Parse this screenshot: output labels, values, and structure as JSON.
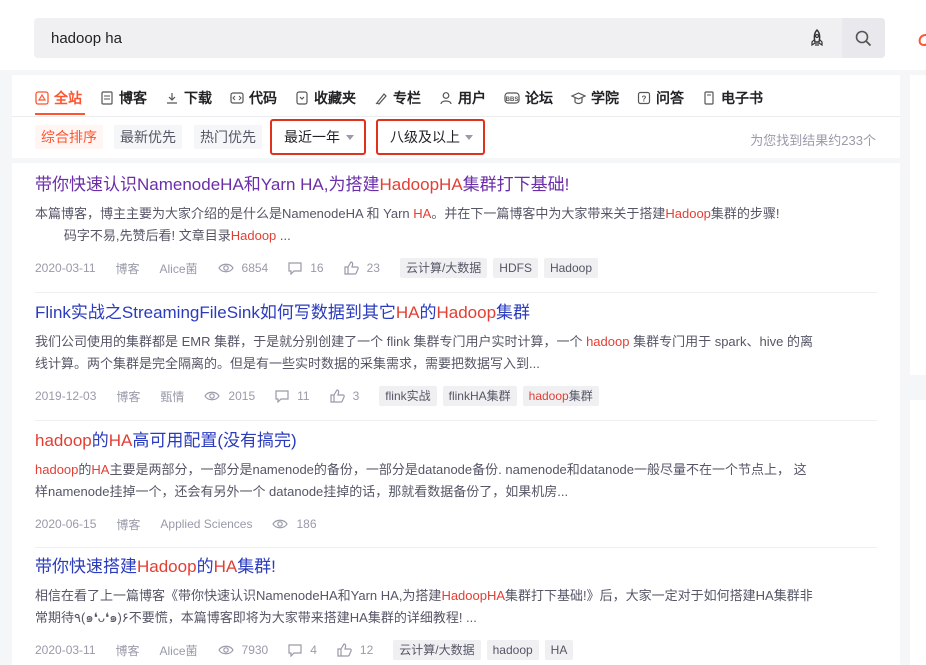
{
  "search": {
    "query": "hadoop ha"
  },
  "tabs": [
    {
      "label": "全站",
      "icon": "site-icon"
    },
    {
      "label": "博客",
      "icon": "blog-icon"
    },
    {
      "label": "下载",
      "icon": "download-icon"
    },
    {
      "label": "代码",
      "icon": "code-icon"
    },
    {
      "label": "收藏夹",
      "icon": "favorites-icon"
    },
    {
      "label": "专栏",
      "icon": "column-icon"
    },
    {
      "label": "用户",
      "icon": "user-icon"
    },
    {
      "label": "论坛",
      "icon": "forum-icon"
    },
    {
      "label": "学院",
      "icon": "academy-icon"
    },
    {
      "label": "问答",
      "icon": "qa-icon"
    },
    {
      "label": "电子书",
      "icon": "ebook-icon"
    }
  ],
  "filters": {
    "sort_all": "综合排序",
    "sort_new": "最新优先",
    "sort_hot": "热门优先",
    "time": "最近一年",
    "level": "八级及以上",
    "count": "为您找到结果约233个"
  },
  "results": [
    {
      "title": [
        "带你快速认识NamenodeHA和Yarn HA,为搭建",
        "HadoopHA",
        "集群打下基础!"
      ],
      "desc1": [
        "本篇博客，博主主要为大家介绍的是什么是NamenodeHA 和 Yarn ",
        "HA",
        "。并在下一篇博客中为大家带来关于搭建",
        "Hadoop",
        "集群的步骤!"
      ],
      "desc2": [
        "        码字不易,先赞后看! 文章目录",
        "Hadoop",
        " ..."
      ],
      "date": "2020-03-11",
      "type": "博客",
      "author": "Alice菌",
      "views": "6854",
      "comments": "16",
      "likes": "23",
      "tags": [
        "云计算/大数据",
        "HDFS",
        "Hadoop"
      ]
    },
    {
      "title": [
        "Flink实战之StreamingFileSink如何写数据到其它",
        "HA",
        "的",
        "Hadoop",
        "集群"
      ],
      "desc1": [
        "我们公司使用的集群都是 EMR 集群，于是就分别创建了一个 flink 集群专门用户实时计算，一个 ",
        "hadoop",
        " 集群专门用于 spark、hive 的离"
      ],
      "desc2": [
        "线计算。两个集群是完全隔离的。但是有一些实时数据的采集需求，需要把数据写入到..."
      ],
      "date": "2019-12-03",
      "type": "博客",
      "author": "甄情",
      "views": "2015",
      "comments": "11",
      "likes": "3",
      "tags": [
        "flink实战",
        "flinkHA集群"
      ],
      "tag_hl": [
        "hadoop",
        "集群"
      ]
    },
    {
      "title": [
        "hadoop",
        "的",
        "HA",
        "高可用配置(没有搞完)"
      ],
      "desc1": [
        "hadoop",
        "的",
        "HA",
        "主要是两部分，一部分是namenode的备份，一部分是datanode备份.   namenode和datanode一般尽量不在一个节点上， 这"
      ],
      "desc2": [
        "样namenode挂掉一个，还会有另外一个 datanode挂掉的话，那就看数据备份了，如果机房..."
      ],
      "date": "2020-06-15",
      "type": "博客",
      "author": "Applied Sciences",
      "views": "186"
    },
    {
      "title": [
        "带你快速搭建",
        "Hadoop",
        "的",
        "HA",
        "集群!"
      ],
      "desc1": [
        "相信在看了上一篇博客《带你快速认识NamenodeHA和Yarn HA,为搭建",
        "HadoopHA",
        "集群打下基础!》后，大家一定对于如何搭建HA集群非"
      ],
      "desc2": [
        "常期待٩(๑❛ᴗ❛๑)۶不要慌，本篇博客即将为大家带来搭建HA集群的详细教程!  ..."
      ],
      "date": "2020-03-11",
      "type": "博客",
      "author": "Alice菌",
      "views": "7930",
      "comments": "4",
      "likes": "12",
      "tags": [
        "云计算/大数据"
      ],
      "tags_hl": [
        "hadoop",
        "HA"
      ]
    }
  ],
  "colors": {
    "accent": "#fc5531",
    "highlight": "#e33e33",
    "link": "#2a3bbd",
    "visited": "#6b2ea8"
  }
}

* **Set problem**:
From the listing above, pick out every line containing "date".

* **In response**:
      "date": "2020-03-11",
      "date": "2019-12-03",
      "date": "2020-06-15",
      "date": "2020-03-11",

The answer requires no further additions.